> _Tasks to complete_:
(A) Using the excerpt on the SCR pattern, explain in one to three sentences why Decentralised Multi-Orchestration is considered a suitable name for it.
(B) Extend the excerpt on the SCR pattern, picking up right after its final sentence.

> _Excerpt to read_:
>>

A well-known organisational meta-pattern for self-adaptive systems is MAPE [30]: it suggests structuring the system feedback control loop into four components: Monitor, Analyse, Plan, and Execute. In [49], several MAPE patterns are provided for organising the adaptation logic in decentralised self-adaptive systems. These are related and operate in a similar design context, but their focus is on internal organisation of system adaptivity rather than on external, application design. In particular, the Regional Planning pattern [49] consists in distributing Planning components to different “software regions” (i.e., loosely coupled software subsystems); there, they collect data from Analyse components (which are fed by Monitoring components) and command Execute components for enaction of planned adaptations. SCR subsumes Regional Planning: it enables the design of self-adaptation control loops but goes beyond that, by covering various assignments of responsibilities to the participants and being directly usable for application logic as well; e.g., leaders in SCR may gather regional data, resolve contention, or propagate events.

Known Uses. Various forms and uses of the SCR pattern can be found in literature. In [29], SCR is used to design a decentralised service orchestration system; there, a workflow specification is split for scalability and performance into sub-workflows executed by multiple collaborating engines that are migrated to different network regions based on placement analysis. In [19], SCR is applied in the design of a WSN middleware, TCMote, where the system is organised in (possibly hierarchical) sensor regions governed by leaders with higher capabilities than the other region nodes (called motes); TCMote uses tuple channels for one-to-many and many-to-one communication between region sensors and the region leader in a single-hop. In the WSN middleware TS-Mid [31], tuple space-based logical regions are used for power saving; there, regional leaders dispatch operations to normal nodes and transmit results to sink nodes. In [48], the authors leverage dynamically selected, human-controlled leaders to guide robot swarms towards goal regions. Other known uses of the pattern include distributed sensing [12], target counting [37], group management for target tracking [32], design of self-adaptation control loops [49] (as discussed above), crowd tracking and steering [4, 10] in opportunistic IoT, as well as peer-to-peer clouds [13].

Fig. 1.
figure 1

SCR from a structural perspective—see description in Sect. 3.1. Notation: “gateway-like” nodes denote candidate leaders (red for active ones, grey for unelected ones); small grey squares denote relays; small grey circles denote users/workers (Color figure online)

3 Pattern Description

Intent. Support scalable control and monitoring of a distributed system, with resiliency to failures and dynamicity, and balancing centralisation and decentralisation in decision making.

Name and Synonyms

  • Self-organising Coordination Regions. This reflects the decentralised nature of this pattern, as well as its support for coordination through scoped, endogenous, emergent structures and dynamics.

  • Decentralised Multi-Orchestration. This is also a suitable name, as the pattern defines a decentralised coordination strategy for injecting multiple orchestration points into a system, creating corresponding system partitions regulated through feedback loops.

  • SGCG. This name denotes the chain of aggregate programming blocks that provides a possible implementation schema of the pattern (see Sect. 4).

<<

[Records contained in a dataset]
>>

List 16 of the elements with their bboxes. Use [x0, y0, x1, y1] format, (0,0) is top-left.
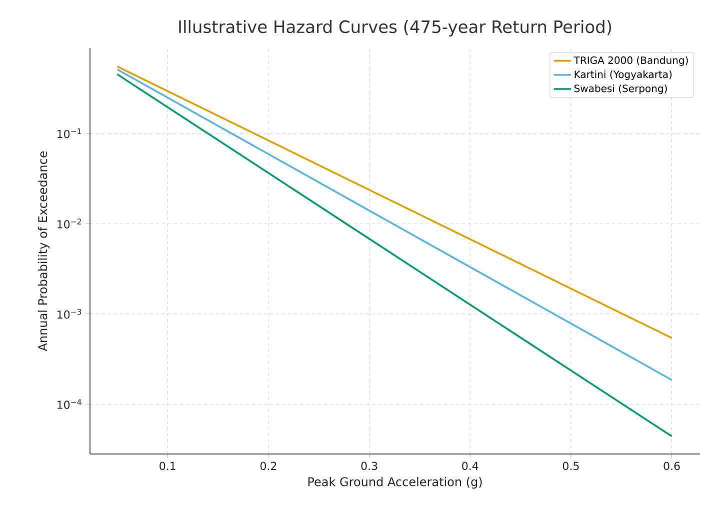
x-tick-label: 0.4: [462, 462, 478, 470]
y-tick-label: 10$^{−2}$: [58, 218, 81, 228]
y-tick-label: 10$^{−3}$: [58, 308, 82, 319]
x-tick-label: 0.1: [160, 462, 176, 470]
y-axis-title: Annual Probability of Exceedance: [38, 151, 50, 352]
x-tick-label: 0.6: [664, 462, 680, 470]
x-axis-title: Peak Ground Acceleration (g): [308, 477, 482, 489]
x-tick-label: 0.2: [260, 462, 276, 470]
x-tick-label: 0.5: [562, 462, 579, 470]
y-tick-label: 10$^{−1}$: [58, 128, 81, 138]
chart-title: Illustrative Hazard Curves (475-year Return Period): [179, 20, 612, 36]
legend-label: Swabesi (Serpong): [574, 84, 667, 94]
legend-label: Kartini (Yogyakarta): [574, 70, 672, 80]
legend-label: TRIGA 2000 (Bandung): [574, 56, 688, 66]
y-tick-label: 10$^{−4}$: [58, 399, 82, 409]
x-tick-label: 0.3: [361, 462, 378, 470]
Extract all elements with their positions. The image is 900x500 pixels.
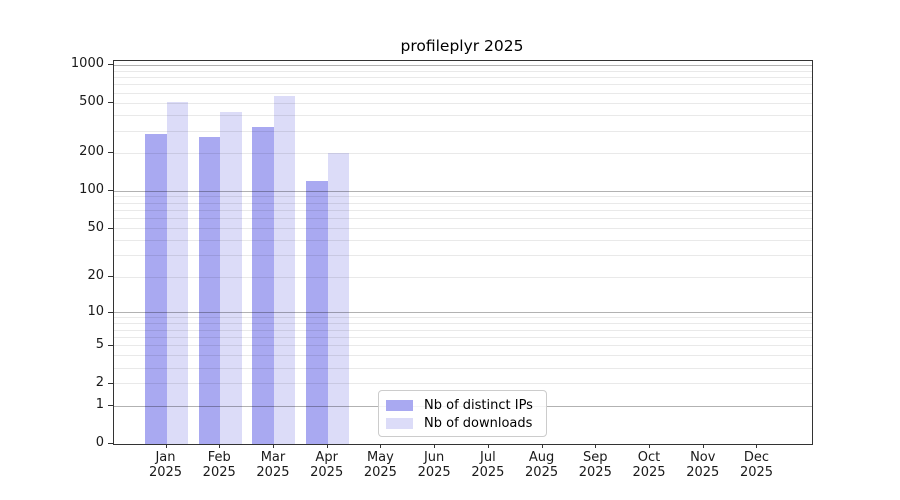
y-tick-10	[108, 311, 113, 313]
y-tick-2	[108, 382, 113, 384]
y-tick-label-100: 100	[79, 182, 104, 198]
bar-nb-of-downloads-jan	[166, 102, 188, 444]
x-tick-label-jan: Jan 2025	[148, 450, 183, 480]
legend-label-distinct-ips: Nb of distinct IPs	[424, 397, 533, 413]
y-tick-label-1: 1	[95, 397, 104, 413]
x-tick-jan	[165, 444, 167, 448]
x-tick-label-apr: Apr 2025	[310, 450, 344, 480]
x-tick-label-jun: Jun 2025	[417, 450, 451, 480]
x-tick-label-jul: Jul 2025	[471, 450, 505, 480]
bar-nb-of-distinct-ips-apr	[306, 180, 328, 444]
y-tick-label-5: 5	[95, 336, 104, 352]
bar-nb-of-distinct-ips-jan	[145, 134, 167, 444]
y-tick-0	[108, 443, 113, 444]
y-tick-label-20: 20	[87, 268, 104, 284]
y-tick-label-2: 2	[95, 374, 104, 390]
x-tick-dec	[756, 444, 758, 448]
y-tick-200	[108, 152, 113, 154]
x-tick-label-dec: Dec 2025	[739, 450, 774, 480]
x-tick-jul	[487, 444, 489, 448]
bar-nb-of-downloads-feb	[220, 112, 242, 444]
bar-nb-of-distinct-ips-mar	[252, 127, 274, 444]
legend-swatch-downloads	[386, 417, 413, 429]
x-tick-may	[380, 444, 382, 448]
y-tick-1	[108, 405, 113, 407]
bar-nb-of-downloads-mar	[273, 96, 296, 444]
y-tick-20	[108, 276, 113, 278]
y-tick-label-1000: 1000	[70, 56, 104, 72]
y-tick-label-500: 500	[79, 94, 104, 110]
bars-layer	[114, 61, 812, 444]
x-tick-label-sep: Sep 2025	[578, 450, 612, 480]
y-tick-5	[108, 344, 113, 346]
x-tick-aug	[541, 444, 543, 448]
x-tick-label-may: May 2025	[363, 450, 397, 480]
legend: Nb of distinct IPs Nb of downloads	[378, 390, 547, 437]
legend-entry-distinct-ips: Nb of distinct IPs	[386, 396, 538, 414]
bar-nb-of-downloads-apr	[327, 153, 350, 444]
x-tick-sep	[595, 444, 597, 448]
x-tick-jun	[434, 444, 436, 448]
y-tick-label-10: 10	[87, 303, 104, 319]
y-tick-label-200: 200	[79, 144, 104, 160]
x-tick-label-oct: Oct 2025	[632, 450, 666, 480]
x-tick-label-nov: Nov 2025	[686, 450, 720, 480]
x-tick-label-mar: Mar 2025	[256, 450, 290, 480]
legend-label-downloads: Nb of downloads	[424, 415, 533, 431]
y-tick-500	[108, 102, 113, 104]
chart-title: profileplyr 2025	[400, 37, 524, 55]
x-tick-nov	[702, 444, 704, 448]
legend-swatch-distinct-ips	[386, 399, 413, 411]
x-tick-apr	[326, 444, 328, 448]
y-tick-label-0: 0	[95, 435, 104, 450]
y-tick-100	[108, 190, 113, 192]
x-tick-label-aug: Aug 2025	[525, 450, 559, 480]
y-tick-50	[108, 227, 113, 229]
bar-nb-of-distinct-ips-feb	[198, 137, 221, 444]
x-tick-oct	[649, 444, 651, 448]
x-tick-mar	[272, 444, 274, 448]
x-tick-feb	[219, 444, 221, 448]
plot-area	[113, 60, 813, 445]
y-tick-label-50: 50	[87, 219, 104, 235]
x-tick-label-feb: Feb 2025	[202, 450, 236, 480]
legend-entry-downloads: Nb of downloads	[386, 414, 538, 432]
y-tick-1000	[108, 64, 113, 66]
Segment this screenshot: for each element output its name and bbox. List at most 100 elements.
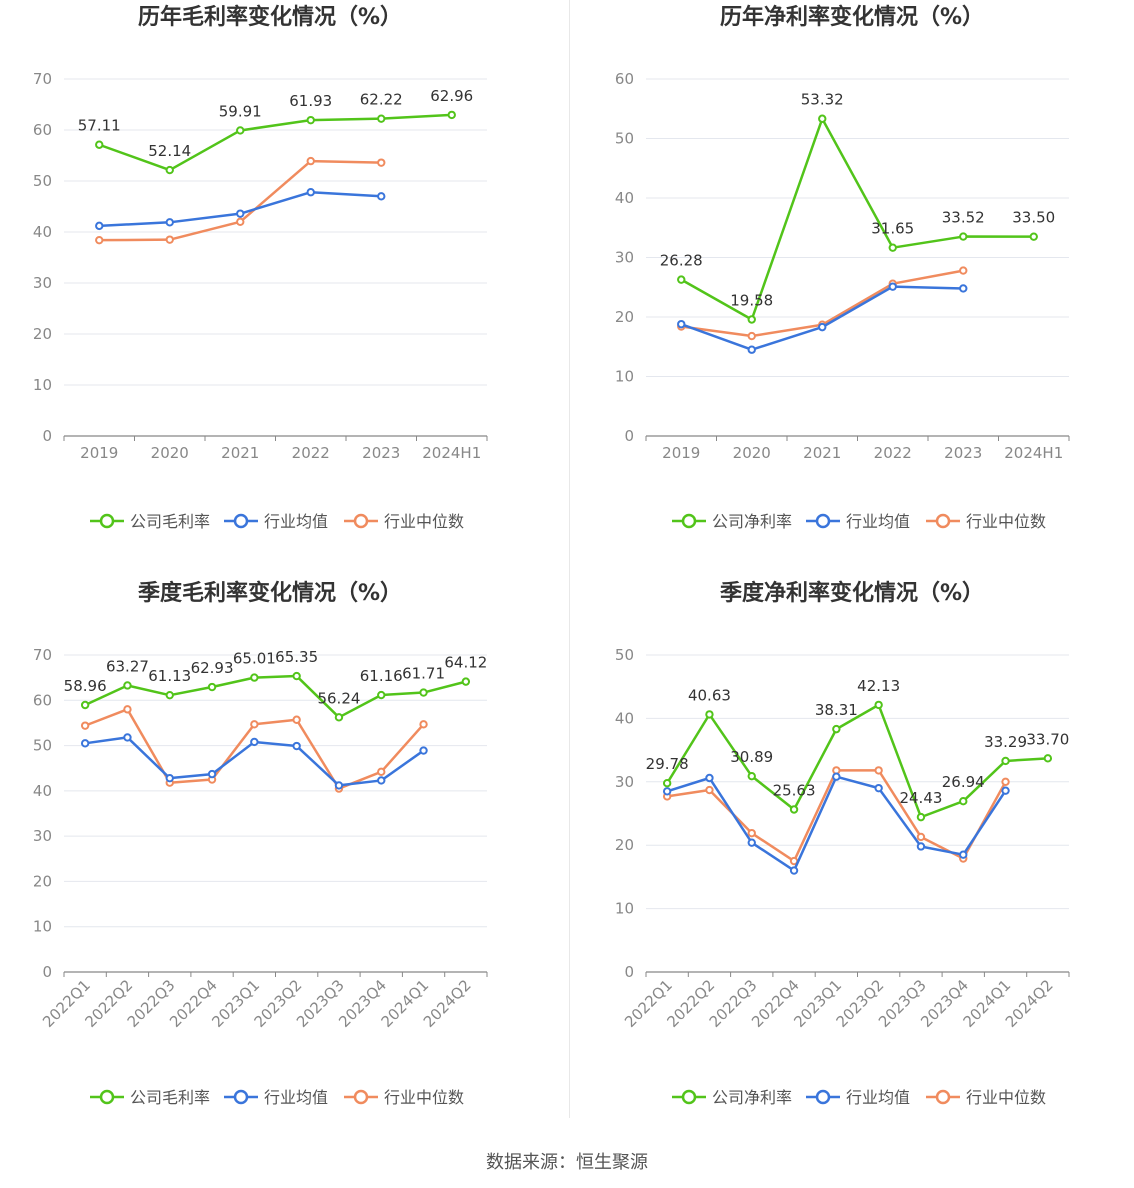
data-point-median xyxy=(747,828,756,838)
y-tick-label: 40 xyxy=(615,709,634,727)
data-label: 33.70 xyxy=(1026,730,1069,748)
chart-svg: 历年毛利率变化情况（%） 0 10 20 30 40 50 60 70 2019 2020 2021 2… xyxy=(33,4,488,531)
data-label: 65.35 xyxy=(275,648,318,666)
data-label: 40.63 xyxy=(688,686,731,704)
y-tick-label: 10 xyxy=(33,376,52,394)
data-point-median xyxy=(165,235,174,244)
data-point-avg xyxy=(334,781,344,790)
y-tick-label: 20 xyxy=(33,325,52,343)
data-point-avg xyxy=(818,322,827,332)
data-label: 58.96 xyxy=(64,677,107,695)
y-tick-label: 40 xyxy=(615,189,634,207)
data-label: 62.93 xyxy=(191,659,234,677)
panel-separator xyxy=(569,0,570,1118)
data-point-avg xyxy=(292,741,301,751)
legend-marker-company xyxy=(99,1089,115,1105)
data-point-avg xyxy=(916,842,926,851)
data-label: 26.28 xyxy=(660,252,703,270)
y-tick-label: 40 xyxy=(33,782,52,800)
data-label: 33.52 xyxy=(942,209,985,227)
data-point-median xyxy=(377,158,386,167)
data-label: 57.11 xyxy=(78,117,121,135)
x-tick-label: 2020 xyxy=(151,444,189,462)
y-tick-label: 10 xyxy=(33,918,52,936)
data-point-avg xyxy=(95,221,104,231)
legend-label-company: 公司净利率 xyxy=(712,1088,792,1107)
data-point-avg xyxy=(747,345,756,354)
legend-marker-median xyxy=(935,1089,951,1105)
legend-marker-company xyxy=(681,1089,697,1105)
x-tick-label: 2023 xyxy=(362,444,400,462)
legend-label-company: 公司毛利率 xyxy=(130,1088,210,1107)
chart-title: 季度净利率变化情况（%） xyxy=(720,580,984,606)
series-line-company xyxy=(680,117,1034,321)
data-point-company xyxy=(747,315,756,324)
legend-label-avg: 行业均值 xyxy=(264,512,328,531)
data-point-avg xyxy=(959,284,968,293)
data-point-avg xyxy=(1001,786,1010,795)
y-tick-label: 20 xyxy=(33,872,52,890)
data-point-company xyxy=(705,710,714,719)
data-point-median xyxy=(1001,777,1010,787)
data-label: 33.29 xyxy=(984,733,1027,751)
data-point-company xyxy=(818,114,827,123)
data-label: 52.14 xyxy=(148,142,191,160)
data-label: 31.65 xyxy=(871,220,914,238)
legend-label-company: 公司毛利率 xyxy=(130,512,210,531)
data-label: 64.12 xyxy=(444,654,487,672)
data-label: 26.94 xyxy=(942,773,985,791)
data-label: 53.32 xyxy=(801,91,844,109)
data-label: 59.91 xyxy=(219,102,262,120)
data-point-median xyxy=(236,217,245,227)
data-point-avg xyxy=(123,733,132,742)
data-point-company xyxy=(747,771,756,781)
x-tick-label: 2024H1 xyxy=(1004,444,1063,462)
y-tick-label: 70 xyxy=(33,646,52,664)
y-tick-label: 50 xyxy=(615,646,634,664)
x-tick-label: 2019 xyxy=(662,444,700,462)
annual-gross-margin-chart: 历年毛利率变化情况（%） 0 10 20 30 40 50 60 70 2019 2020 2021 2… xyxy=(0,0,567,576)
data-point-median xyxy=(95,235,104,245)
data-point-company xyxy=(95,140,104,149)
y-tick-label: 20 xyxy=(615,836,634,854)
data-point-avg xyxy=(662,787,672,796)
data-label: 65.01 xyxy=(233,650,276,668)
data-point-company xyxy=(874,700,883,710)
data-label: 62.96 xyxy=(430,87,473,105)
data-source-note: 数据来源：恒生聚源 xyxy=(486,1152,648,1173)
chart-title: 季度毛利率变化情况（%） xyxy=(138,580,402,606)
y-tick-label: 10 xyxy=(615,368,634,386)
y-tick-label: 60 xyxy=(33,691,52,709)
data-point-company xyxy=(1043,754,1053,763)
data-point-median xyxy=(123,705,132,714)
y-tick-label: 60 xyxy=(615,70,634,88)
y-tick-label: 50 xyxy=(33,172,52,190)
legend-marker-avg xyxy=(233,513,249,529)
data-point-avg xyxy=(165,218,174,227)
y-tick-label: 0 xyxy=(42,427,52,445)
data-point-company xyxy=(461,677,471,686)
x-tick-label: 2021 xyxy=(221,444,259,462)
data-point-avg xyxy=(874,783,883,793)
data-point-company xyxy=(832,724,841,734)
legend-marker-company xyxy=(99,513,115,529)
x-tick-label: 2023 xyxy=(944,444,982,462)
legend-label-median: 行业中位数 xyxy=(966,1088,1046,1107)
data-label: 61.13 xyxy=(148,667,191,685)
legend-label-avg: 行业均值 xyxy=(846,512,910,531)
y-tick-label: 50 xyxy=(615,130,634,148)
data-point-median xyxy=(306,156,315,166)
data-point-company xyxy=(789,805,799,814)
x-tick-label: 2024Q2 xyxy=(420,976,475,1031)
data-point-avg xyxy=(250,737,259,747)
data-point-company xyxy=(662,778,672,788)
data-point-median xyxy=(916,832,926,842)
x-tick-label: 2024Q2 xyxy=(1002,976,1057,1031)
chart-title: 历年净利率变化情况（%） xyxy=(720,4,984,30)
x-tick-label: 2020 xyxy=(733,444,771,462)
data-point-company xyxy=(165,690,174,700)
data-point-company xyxy=(292,671,301,681)
annual-net-margin-chart: 历年净利率变化情况（%） 0 10 20 30 40 50 60 2019 2020 2021 202… xyxy=(582,0,1134,576)
data-label: 62.22 xyxy=(360,91,403,109)
legend-label-median: 行业中位数 xyxy=(384,1088,464,1107)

<<

> _Task-by-task answers_:
(A) The name suits the pattern because it defines a decentralised coordination strategy for injecting multiple orchestration points into a system. These orchestration points create corresponding system partitions that are regulated through feedback loops.

(B)
3.1 Structure and Participants

Structurally, the pattern is organised as of Fig. 1. The system is a network of nodes on which spatially extended and dynamic structures, called regions, emerge, each “containing” a subset of devices. These components can assume at any time one or more of the following roles:

  • Candidate leader: a device eligible for leader election—even though the pattern itself makes no assumption on the network structure, on an edge deployment usually candidate leaders correspond to edge servers;

  • Leader: the device responsible for obtaining information from and propagating decisions within a region;

  • User (or worker): device which sends/receives information to/from the leader of the region it is part of;

  • Relay: non-user and non-candidate device participating in the computation.

Fig. 2.
figure 2

SCR from a dynamical perspective—see description in Sect. 3.2. Notation: solid arrows represent required inputs or unavoidable perturbations; dashed lines denote possible feedback loops

3.2 Dynamics and Collaborations

The pattern induces a computational behaviour organised in four phases:

  1. 1.

    Election of leaders. Leaders are elected from the set of candidates.

  2. 2.

    Formation of regions. Structures are created such that each user is assigned to a single leader, and information can flow in both directions through proper communication paths.

  3. 3.

    Information flow from users to leaders. User nodes stream data or updates needed by leaders to achieve the system goals, and some processing can occur en-route—examples include sensor data, local events, service requests, or feedback information for the assigned tasks.

  4. 4.

    Information flow from leaders to users. Leaders stream computation results to all members of their managed region—it may be a decision to be enacted, a collective view to be propagated, instructions to be assigned, and so on.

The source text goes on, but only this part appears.